• **INSTRUCTION**: Go through the records underneath and write each one out again exactly.

[Records]
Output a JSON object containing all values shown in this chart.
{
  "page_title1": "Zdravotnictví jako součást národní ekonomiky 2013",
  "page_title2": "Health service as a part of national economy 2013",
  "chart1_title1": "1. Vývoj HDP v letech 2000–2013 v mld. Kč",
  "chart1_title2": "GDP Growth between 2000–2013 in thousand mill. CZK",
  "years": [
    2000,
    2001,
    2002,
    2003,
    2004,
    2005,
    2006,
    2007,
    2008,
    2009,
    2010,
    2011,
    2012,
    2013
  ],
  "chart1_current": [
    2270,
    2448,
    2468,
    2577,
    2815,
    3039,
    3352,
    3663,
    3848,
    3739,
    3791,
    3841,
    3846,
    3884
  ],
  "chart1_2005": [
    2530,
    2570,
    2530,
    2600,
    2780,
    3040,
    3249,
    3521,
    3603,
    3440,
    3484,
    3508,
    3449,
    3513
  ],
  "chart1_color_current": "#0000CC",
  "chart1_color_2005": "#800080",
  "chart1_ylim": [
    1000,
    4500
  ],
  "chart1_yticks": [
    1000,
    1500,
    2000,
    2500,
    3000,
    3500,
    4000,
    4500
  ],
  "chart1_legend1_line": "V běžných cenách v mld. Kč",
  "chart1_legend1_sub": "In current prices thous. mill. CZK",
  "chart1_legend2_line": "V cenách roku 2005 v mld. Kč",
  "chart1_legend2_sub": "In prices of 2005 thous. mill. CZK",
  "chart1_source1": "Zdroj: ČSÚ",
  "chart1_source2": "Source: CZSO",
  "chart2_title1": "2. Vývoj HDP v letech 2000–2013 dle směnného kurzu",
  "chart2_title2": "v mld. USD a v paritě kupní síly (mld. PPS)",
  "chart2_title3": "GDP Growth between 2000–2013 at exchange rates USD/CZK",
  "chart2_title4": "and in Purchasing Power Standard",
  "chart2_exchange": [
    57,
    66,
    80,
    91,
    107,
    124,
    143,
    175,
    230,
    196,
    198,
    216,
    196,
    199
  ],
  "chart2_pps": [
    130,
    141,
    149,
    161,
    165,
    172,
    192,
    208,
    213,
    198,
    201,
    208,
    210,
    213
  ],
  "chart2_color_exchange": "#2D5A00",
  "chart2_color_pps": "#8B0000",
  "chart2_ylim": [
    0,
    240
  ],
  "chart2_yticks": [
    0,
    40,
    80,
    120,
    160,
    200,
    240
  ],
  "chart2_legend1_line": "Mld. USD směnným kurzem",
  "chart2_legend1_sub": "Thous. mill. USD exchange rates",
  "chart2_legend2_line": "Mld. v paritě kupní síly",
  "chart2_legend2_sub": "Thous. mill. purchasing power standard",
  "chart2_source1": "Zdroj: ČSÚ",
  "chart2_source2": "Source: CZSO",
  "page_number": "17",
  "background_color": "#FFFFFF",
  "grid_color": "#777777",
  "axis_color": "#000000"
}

• **OUTPUT FOR THIS TASK**:
Output a JSON object containing all values shown in this chart.
{
  "page_title1": "Zdravotnictví jako součást národní ekonomiky 2013",
  "page_title2": "Health service as a part of national economy 2013",
  "chart1_title1": "1. Vývoj HDP v letech 2000–2013 v mld. Kč",
  "chart1_title2": "GDP Growth between 2000–2013 in thousand mill. CZK",
  "years": [
    2000,
    2001,
    2002,
    2003,
    2004,
    2005,
    2006,
    2007,
    2008,
    2009,
    2010,
    2011,
    2012,
    2013
  ],
  "chart1_current": [
    2270,
    2448,
    2468,
    2577,
    2815,
    3039,
    3352,
    3663,
    3848,
    3739,
    3791,
    3841,
    3846,
    3884
  ],
  "chart1_2005": [
    2530,
    2570,
    2530,
    2600,
    2780,
    3040,
    3249,
    3521,
    3603,
    3440,
    3484,
    3508,
    3449,
    3513
  ],
  "chart1_color_current": "#0000CC",
  "chart1_color_2005": "#800080",
  "chart1_ylim": [
    1000,
    4500
  ],
  "chart1_yticks": [
    1000,
    1500,
    2000,
    2500,
    3000,
    3500,
    4000,
    4500
  ],
  "chart1_legend1_line": "V běžných cenách v mld. Kč",
  "chart1_legend1_sub": "In current prices thous. mill. CZK",
  "chart1_legend2_line": "V cenách roku 2005 v mld. Kč",
  "chart1_legend2_sub": "In prices of 2005 thous. mill. CZK",
  "chart1_source1": "Zdroj: ČSÚ",
  "chart1_source2": "Source: CZSO",
  "chart2_title1": "2. Vývoj HDP v letech 2000–2013 dle směnného kurzu",
  "chart2_title2": "v mld. USD a v paritě kupní síly (mld. PPS)",
  "chart2_title3": "GDP Growth between 2000–2013 at exchange rates USD/CZK",
  "chart2_title4": "and in Purchasing Power Standard",
  "chart2_exchange": [
    57,
    66,
    80,
    91,
    107,
    124,
    143,
    175,
    230,
    196,
    198,
    216,
    196,
    199
  ],
  "chart2_pps": [
    130,
    141,
    149,
    161,
    165,
    172,
    192,
    208,
    213,
    198,
    201,
    208,
    210,
    213
  ],
  "chart2_color_exchange": "#2D5A00",
  "chart2_color_pps": "#8B0000",
  "chart2_ylim": [
    0,
    240
  ],
  "chart2_yticks": [
    0,
    40,
    80,
    120,
    160,
    200,
    240
  ],
  "chart2_legend1_line": "Mld. USD směnným kurzem",
  "chart2_legend1_sub": "Thous. mill. USD exchange rates",
  "chart2_legend2_line": "Mld. v paritě kupní síly",
  "chart2_legend2_sub": "Thous. mill. purchasing power standard",
  "chart2_source1": "Zdroj: ČSÚ",
  "chart2_source2": "Source: CZSO",
  "page_number": "17",
  "background_color": "#FFFFFF",
  "grid_color": "#777777",
  "axis_color": "#000000"
}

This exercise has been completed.